[BEGIN Exercise materials]

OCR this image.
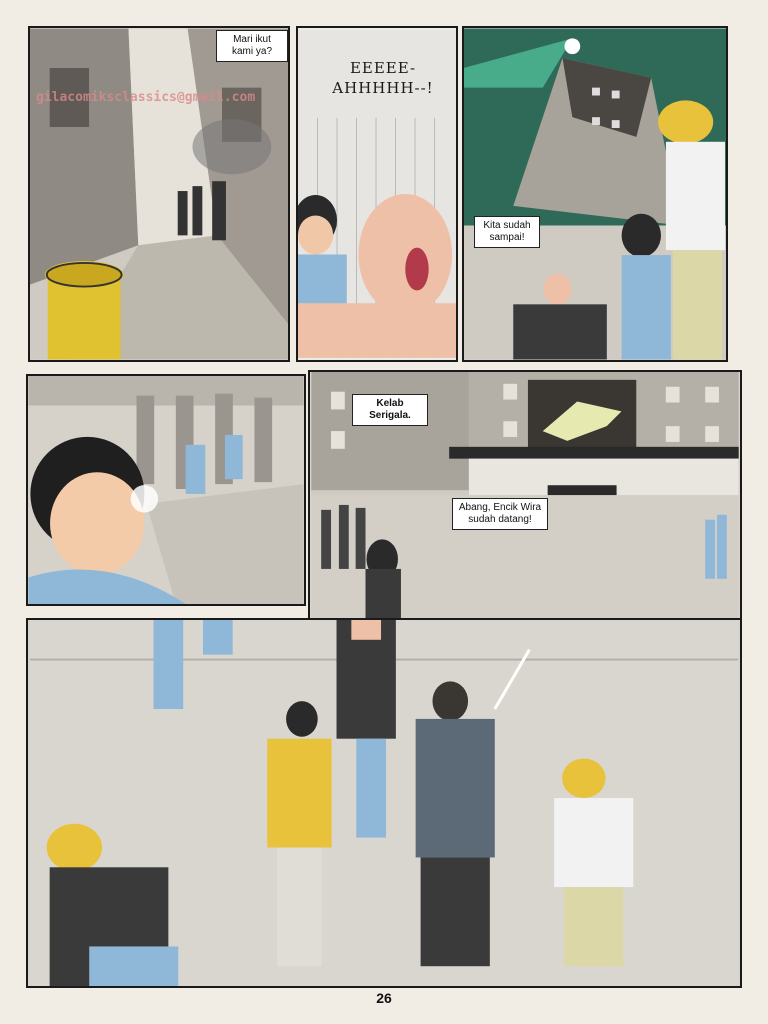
gilacomiksclassics@gmail.com
Mari ikut kami ya?
EEEEE- AHHHHH--!
Kita sudah sampai!
Kelab Serigala.
Abang, Encik Wira sudah datang!
26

[END Exercise materials]

The exercise:
Drop the images and quote the entries word for word.

The output:
OCR this image.
gilacomiksclassics@gmail.com
Mari ikut kami ya?
EEEEE- AHHHHH--!
Kita sudah sampai!
Kelab Serigala.
Abang, Encik Wira sudah datang!
26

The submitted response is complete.